**What you have to do:** In the entries that follow, find the word "name" and report each line it is on.

--- Supplied material ---

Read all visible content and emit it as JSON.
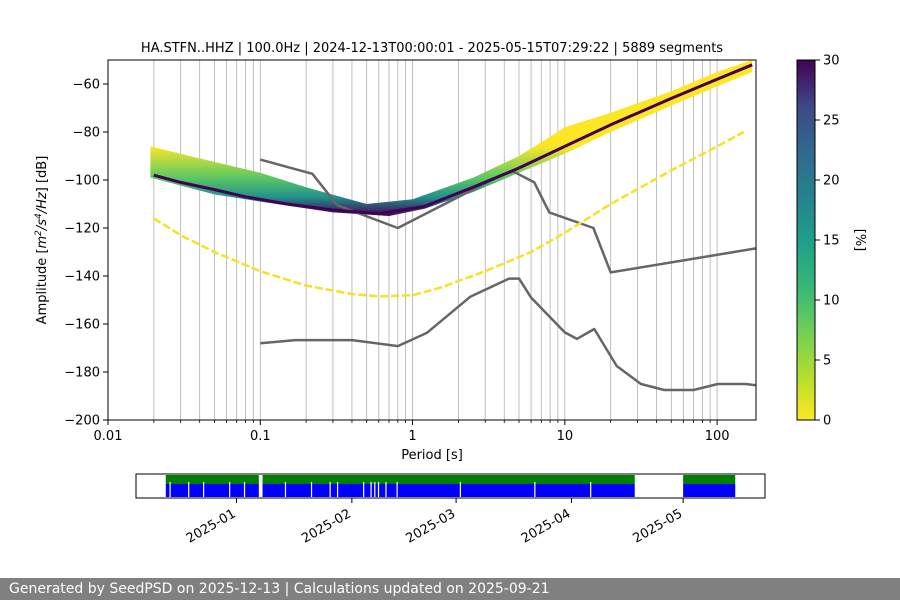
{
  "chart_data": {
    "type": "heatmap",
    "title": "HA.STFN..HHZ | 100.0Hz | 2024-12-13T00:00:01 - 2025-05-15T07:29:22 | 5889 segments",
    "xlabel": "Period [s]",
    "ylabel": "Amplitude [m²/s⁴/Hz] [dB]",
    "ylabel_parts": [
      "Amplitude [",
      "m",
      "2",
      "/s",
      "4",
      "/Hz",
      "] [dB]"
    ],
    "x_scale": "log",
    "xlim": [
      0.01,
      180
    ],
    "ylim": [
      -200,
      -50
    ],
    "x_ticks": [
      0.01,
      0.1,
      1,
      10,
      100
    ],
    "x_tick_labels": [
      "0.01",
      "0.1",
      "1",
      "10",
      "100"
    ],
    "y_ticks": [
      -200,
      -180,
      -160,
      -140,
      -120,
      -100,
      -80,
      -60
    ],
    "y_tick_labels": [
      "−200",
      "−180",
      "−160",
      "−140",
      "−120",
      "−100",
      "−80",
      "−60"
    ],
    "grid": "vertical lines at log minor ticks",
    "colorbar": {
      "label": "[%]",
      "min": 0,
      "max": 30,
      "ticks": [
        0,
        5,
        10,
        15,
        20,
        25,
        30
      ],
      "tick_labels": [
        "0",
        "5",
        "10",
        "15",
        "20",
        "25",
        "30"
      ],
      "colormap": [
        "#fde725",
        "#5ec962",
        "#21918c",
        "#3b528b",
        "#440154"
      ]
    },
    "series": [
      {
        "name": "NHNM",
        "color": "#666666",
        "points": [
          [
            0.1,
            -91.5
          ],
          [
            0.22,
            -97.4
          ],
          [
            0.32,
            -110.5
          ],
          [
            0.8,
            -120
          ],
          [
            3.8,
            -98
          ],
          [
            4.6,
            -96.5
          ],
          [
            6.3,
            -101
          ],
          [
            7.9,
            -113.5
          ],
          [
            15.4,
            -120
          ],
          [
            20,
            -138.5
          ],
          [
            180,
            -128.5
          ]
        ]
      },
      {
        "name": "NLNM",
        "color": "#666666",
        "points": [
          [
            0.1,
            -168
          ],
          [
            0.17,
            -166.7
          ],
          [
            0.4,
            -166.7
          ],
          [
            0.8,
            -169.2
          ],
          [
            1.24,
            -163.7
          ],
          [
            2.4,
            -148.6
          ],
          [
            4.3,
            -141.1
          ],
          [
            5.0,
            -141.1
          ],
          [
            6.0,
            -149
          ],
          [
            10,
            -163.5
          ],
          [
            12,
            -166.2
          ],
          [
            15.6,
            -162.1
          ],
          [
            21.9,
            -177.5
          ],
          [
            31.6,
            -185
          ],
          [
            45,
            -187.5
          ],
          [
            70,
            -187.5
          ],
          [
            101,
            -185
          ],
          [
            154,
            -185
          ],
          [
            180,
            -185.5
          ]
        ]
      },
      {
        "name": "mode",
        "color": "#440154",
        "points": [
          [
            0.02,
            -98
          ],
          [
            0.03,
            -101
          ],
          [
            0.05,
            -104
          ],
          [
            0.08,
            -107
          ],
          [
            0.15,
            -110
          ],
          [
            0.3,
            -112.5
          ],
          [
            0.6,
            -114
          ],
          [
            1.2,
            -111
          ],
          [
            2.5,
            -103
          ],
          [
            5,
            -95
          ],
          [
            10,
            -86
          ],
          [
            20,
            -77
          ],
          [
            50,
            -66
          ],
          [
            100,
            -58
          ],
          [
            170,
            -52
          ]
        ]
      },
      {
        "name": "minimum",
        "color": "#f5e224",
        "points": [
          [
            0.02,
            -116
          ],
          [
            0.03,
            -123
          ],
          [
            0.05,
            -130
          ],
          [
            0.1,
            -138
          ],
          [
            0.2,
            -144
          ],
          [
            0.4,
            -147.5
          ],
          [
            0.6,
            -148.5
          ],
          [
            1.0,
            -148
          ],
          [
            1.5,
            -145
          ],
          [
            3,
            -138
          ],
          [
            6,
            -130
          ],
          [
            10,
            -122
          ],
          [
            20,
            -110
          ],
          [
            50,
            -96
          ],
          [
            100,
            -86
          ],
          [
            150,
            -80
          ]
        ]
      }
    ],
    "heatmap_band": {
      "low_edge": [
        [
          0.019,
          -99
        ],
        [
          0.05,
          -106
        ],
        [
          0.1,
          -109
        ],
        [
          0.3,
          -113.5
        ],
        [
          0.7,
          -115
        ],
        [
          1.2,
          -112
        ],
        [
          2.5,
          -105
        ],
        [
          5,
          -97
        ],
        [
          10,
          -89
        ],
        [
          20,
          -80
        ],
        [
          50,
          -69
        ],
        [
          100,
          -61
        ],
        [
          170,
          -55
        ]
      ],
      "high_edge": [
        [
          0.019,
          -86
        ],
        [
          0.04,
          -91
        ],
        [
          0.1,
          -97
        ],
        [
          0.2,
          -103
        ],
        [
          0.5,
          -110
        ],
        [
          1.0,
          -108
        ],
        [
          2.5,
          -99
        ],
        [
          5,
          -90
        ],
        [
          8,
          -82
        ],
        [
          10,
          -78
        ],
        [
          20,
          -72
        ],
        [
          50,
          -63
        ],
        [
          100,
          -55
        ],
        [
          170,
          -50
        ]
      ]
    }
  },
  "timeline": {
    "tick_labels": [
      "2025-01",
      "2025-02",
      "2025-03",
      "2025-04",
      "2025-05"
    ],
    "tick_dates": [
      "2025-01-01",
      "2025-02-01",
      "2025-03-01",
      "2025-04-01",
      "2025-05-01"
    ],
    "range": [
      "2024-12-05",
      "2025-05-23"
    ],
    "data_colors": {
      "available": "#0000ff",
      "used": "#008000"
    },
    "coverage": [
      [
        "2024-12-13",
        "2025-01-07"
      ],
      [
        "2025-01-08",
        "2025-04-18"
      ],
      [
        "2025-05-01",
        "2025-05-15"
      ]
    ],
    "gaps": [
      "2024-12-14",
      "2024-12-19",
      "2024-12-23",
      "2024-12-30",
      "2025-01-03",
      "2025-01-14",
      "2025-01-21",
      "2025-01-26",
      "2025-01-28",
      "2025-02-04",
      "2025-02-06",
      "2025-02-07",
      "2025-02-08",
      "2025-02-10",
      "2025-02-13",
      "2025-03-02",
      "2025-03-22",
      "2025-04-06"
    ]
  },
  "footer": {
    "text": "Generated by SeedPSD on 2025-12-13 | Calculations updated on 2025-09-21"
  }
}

---

**Worked solution:**
        "name": "NHNM",
        "name": "NLNM",
        "name": "mode",
        "name": "minimum",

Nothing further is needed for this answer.